2013 Fiscal Year Research-status Report
大動脈周囲脂肪組織のアンジオテンシンII受容体サブタイプが大動脈瘤発症に与える影響
Project/Area Number |
25462163
|
Research Institution | Ehime University |
Principal Investigator |
鈴木 純 愛媛大学, 医学(系)研究科(研究院), 講師 (40452693)

################

§ **課題 1**: 研究報告のうち、「2013 Fiscal Year」から「医学(系)研究科(研究院), 講師 (40452693)」までを、両端の語句も含めて書き写してください。
§ **課題 2**: 次の記述(a)〜(c)が研究報告の内容と一致するかを判断してください。(a) 研究機関は愛媛大学である。(b) 研究代表者の職位は教授である。(c) 課題番号は25462163である。それぞれ「はい」か「いいえ」で答え、決め手となる研究報告の語句をそのまま引用してください。

§ **ページ分割データ**:
################

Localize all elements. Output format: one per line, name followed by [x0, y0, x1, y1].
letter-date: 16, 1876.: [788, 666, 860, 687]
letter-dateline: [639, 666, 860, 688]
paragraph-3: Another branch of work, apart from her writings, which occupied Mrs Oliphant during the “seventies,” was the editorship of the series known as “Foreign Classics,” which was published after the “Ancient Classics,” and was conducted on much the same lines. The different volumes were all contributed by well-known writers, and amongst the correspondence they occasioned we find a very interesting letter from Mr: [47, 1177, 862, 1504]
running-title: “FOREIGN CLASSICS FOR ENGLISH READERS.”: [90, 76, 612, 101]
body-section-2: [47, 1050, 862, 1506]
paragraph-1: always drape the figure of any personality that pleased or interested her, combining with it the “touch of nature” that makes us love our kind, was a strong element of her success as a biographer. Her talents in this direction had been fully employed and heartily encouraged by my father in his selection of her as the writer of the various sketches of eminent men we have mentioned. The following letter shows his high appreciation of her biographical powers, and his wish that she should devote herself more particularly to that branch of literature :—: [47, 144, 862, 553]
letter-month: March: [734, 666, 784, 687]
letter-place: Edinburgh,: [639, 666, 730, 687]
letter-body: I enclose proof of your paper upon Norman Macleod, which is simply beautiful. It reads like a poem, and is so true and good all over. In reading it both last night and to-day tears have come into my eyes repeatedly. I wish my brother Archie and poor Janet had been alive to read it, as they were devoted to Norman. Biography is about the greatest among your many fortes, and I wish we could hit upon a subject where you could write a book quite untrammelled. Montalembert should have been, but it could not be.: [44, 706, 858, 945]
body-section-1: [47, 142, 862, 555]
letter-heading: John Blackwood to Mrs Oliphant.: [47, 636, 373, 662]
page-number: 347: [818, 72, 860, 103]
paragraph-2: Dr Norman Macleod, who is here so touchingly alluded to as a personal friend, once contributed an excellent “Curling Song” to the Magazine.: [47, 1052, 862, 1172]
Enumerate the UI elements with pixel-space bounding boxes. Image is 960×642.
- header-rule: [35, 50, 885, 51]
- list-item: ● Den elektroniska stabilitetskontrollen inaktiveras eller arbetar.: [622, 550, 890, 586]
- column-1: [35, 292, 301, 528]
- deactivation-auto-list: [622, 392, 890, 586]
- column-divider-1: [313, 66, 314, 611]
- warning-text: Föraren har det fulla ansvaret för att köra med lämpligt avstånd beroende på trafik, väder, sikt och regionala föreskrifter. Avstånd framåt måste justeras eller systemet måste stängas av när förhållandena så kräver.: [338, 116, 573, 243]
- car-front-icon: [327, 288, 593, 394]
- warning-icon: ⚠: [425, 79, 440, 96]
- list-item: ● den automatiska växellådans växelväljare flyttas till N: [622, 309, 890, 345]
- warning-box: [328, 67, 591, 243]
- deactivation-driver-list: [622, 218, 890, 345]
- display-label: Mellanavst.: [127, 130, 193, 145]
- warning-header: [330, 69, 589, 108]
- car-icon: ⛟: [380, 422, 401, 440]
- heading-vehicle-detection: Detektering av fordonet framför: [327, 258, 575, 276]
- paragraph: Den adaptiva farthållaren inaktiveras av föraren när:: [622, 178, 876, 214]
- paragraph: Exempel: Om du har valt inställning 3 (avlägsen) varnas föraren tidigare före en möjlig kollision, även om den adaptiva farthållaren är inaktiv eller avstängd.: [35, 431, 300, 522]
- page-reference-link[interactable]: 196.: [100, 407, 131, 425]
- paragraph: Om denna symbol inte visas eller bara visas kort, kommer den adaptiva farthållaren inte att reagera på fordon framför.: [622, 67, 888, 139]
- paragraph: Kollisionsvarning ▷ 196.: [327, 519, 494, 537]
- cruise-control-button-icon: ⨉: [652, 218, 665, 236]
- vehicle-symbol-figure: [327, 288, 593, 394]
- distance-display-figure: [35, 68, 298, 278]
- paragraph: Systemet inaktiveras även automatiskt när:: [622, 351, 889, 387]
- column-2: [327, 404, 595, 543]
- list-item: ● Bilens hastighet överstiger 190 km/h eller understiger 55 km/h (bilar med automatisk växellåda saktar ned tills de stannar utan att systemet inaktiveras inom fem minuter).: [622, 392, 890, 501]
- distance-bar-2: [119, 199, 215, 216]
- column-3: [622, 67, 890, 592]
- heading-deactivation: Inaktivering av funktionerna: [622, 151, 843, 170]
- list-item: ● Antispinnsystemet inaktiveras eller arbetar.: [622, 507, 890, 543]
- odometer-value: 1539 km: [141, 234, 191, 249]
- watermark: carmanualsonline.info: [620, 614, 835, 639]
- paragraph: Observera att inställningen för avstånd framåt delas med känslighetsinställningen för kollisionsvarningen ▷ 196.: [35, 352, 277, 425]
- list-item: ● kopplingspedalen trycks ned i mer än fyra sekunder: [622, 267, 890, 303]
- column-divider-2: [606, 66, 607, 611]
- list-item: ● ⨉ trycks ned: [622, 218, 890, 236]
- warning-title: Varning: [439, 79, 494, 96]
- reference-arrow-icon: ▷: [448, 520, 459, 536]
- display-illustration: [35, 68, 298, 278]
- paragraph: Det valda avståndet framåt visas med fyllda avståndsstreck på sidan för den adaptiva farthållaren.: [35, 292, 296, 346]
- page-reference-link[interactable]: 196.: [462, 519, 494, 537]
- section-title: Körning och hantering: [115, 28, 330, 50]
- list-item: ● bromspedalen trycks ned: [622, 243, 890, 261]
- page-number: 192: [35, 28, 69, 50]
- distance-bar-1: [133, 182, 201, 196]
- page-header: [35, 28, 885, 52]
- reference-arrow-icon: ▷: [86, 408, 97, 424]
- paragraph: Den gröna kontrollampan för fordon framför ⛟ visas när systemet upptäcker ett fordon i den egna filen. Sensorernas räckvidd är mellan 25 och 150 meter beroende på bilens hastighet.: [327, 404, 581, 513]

################

§ **解答 1**:
2013 Fiscal Year Research-status Report
大動脈周囲脂肪組織のアンジオテンシンII受容体サブタイプが大動脈瘤発症に与える影響
Project/Area Number |
25462163
|
Research Institution | Ehime University |
Principal Investigator |
鈴木 純 愛媛大学, 医学(系)研究科(研究院), 講師 (40452693)

§ **解答 2**:
(a) はい。「Ehime University」
(b) いいえ。「講師」
(c) はい。「25462163」